Every line that holds the string "ΚΩΣΤΑΣ" is to be identified and copied.

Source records
- - -

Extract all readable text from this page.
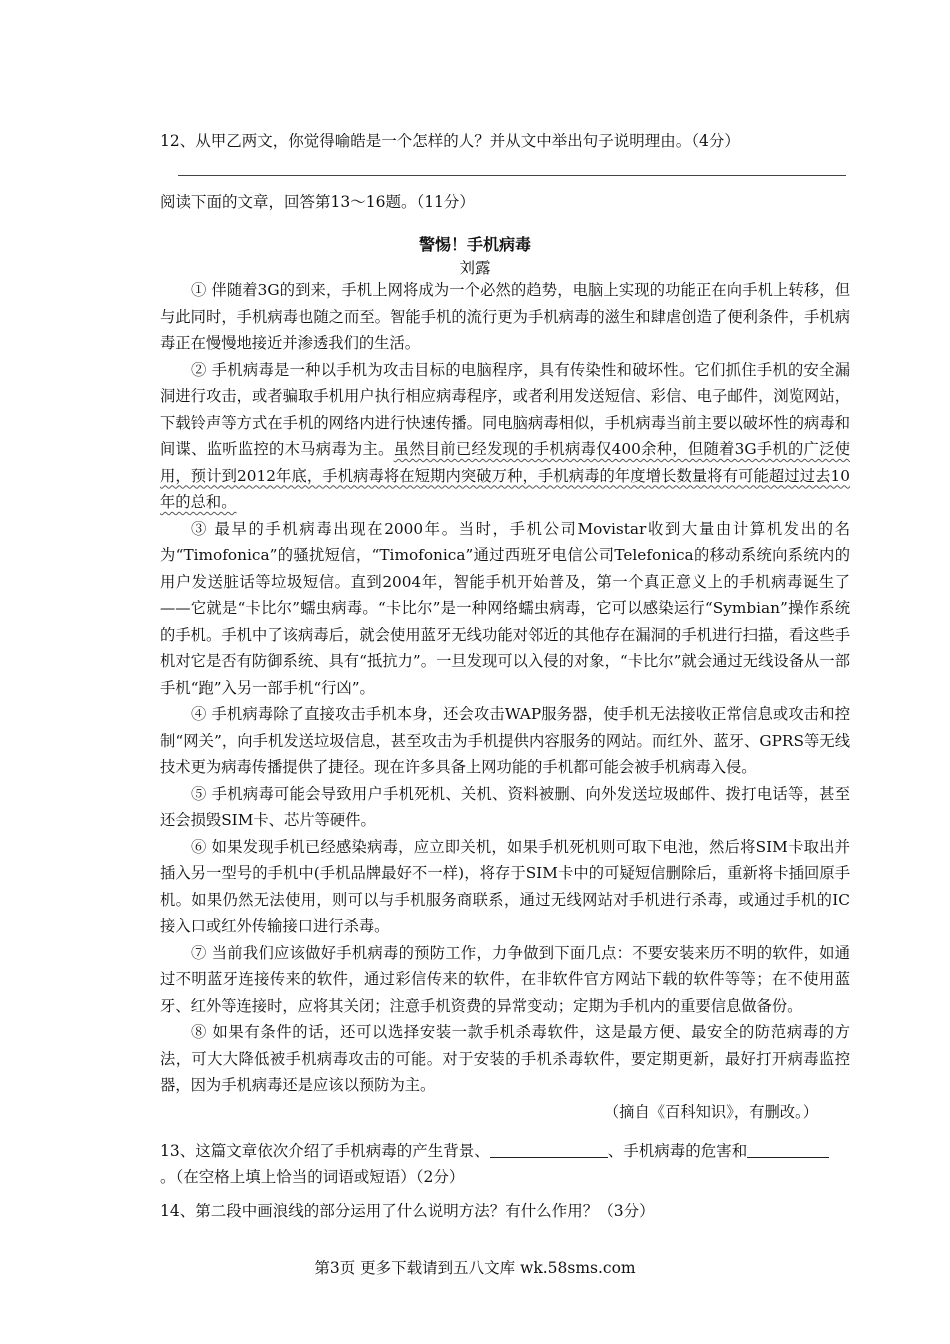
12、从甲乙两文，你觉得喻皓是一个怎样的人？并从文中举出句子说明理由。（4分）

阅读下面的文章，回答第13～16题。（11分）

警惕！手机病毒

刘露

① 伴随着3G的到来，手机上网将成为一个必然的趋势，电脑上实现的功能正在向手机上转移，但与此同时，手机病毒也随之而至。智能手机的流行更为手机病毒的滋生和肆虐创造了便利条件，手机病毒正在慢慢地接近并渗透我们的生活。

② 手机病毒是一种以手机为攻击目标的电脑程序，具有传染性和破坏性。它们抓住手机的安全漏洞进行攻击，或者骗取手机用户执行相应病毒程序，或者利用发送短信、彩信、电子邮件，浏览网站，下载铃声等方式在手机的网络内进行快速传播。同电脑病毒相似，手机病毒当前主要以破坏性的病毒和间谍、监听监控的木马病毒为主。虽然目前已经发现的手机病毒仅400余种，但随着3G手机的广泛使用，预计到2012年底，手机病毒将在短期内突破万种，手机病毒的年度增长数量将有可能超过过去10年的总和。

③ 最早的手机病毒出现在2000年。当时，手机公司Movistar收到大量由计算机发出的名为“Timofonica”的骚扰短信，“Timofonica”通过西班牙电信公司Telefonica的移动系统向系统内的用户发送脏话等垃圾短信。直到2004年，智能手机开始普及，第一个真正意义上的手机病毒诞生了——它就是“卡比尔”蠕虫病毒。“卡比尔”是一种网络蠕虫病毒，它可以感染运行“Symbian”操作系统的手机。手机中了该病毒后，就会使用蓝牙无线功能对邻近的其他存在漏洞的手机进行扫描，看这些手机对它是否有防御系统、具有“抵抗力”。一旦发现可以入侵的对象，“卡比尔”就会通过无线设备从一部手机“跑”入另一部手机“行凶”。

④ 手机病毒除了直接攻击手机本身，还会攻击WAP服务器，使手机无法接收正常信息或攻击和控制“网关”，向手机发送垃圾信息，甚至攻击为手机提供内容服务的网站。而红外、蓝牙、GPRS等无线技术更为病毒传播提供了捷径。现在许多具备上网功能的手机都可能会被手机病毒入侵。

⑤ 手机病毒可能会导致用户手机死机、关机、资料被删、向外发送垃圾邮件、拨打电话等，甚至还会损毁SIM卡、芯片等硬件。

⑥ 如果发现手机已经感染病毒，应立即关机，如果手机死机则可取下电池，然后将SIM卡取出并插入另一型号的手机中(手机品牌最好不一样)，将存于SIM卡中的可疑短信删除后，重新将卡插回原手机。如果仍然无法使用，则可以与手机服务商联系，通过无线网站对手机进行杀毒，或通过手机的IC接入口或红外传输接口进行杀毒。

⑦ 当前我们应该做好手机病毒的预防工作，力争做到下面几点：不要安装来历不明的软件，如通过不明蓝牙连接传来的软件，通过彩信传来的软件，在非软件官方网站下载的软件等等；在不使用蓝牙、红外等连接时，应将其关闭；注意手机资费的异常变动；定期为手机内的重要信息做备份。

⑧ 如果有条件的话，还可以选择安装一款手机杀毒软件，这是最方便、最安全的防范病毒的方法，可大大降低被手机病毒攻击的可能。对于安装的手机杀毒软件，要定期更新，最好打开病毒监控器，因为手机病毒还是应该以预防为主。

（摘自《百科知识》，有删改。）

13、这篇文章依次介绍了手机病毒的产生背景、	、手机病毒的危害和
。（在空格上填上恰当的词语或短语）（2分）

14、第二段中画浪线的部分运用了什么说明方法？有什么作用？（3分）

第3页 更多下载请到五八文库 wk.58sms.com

- - -

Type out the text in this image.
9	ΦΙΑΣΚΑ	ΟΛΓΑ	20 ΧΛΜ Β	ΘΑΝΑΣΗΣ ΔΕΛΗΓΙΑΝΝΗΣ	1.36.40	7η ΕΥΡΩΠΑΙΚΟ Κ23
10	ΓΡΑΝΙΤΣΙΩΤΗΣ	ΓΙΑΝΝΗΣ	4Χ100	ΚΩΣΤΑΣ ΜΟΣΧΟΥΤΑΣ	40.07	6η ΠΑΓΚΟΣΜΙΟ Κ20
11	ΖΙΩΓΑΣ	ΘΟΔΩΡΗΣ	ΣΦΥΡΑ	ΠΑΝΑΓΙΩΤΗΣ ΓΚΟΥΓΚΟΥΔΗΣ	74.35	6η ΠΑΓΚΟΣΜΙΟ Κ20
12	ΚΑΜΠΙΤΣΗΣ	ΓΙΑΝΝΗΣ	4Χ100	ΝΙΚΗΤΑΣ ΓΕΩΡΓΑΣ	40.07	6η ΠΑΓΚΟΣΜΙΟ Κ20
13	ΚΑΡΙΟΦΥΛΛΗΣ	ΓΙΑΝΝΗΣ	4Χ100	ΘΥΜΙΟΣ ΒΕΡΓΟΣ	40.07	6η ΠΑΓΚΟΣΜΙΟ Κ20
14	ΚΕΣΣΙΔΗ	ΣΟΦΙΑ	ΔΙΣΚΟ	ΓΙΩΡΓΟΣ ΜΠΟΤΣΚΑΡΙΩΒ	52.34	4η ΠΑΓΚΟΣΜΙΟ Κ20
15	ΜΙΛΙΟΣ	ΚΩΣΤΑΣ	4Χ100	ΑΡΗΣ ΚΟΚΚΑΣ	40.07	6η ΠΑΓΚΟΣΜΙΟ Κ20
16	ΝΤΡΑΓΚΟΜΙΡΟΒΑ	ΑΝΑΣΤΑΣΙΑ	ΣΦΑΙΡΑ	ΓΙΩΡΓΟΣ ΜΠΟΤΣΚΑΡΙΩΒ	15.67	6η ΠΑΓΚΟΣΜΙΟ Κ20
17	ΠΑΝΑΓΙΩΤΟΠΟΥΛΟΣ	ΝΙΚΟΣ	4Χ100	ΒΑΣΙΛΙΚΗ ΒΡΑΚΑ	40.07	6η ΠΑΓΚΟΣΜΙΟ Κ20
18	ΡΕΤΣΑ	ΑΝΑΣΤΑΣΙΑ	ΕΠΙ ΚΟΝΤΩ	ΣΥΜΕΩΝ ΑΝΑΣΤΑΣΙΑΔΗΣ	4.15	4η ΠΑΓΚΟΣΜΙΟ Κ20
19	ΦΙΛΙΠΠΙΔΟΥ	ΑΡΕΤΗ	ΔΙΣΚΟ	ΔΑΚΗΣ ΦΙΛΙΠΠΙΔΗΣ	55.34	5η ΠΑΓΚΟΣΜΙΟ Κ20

- - -

**WRITTEN ANSWER:**
10	ΓΡΑΝΙΤΣΙΩΤΗΣ	ΓΙΑΝΝΗΣ	4Χ100	ΚΩΣΤΑΣ ΜΟΣΧΟΥΤΑΣ	40.07	6η ΠΑΓΚΟΣΜΙΟ Κ20
15	ΜΙΛΙΟΣ	ΚΩΣΤΑΣ	4Χ100	ΑΡΗΣ ΚΟΚΚΑΣ	40.07	6η ΠΑΓΚΟΣΜΙΟ Κ20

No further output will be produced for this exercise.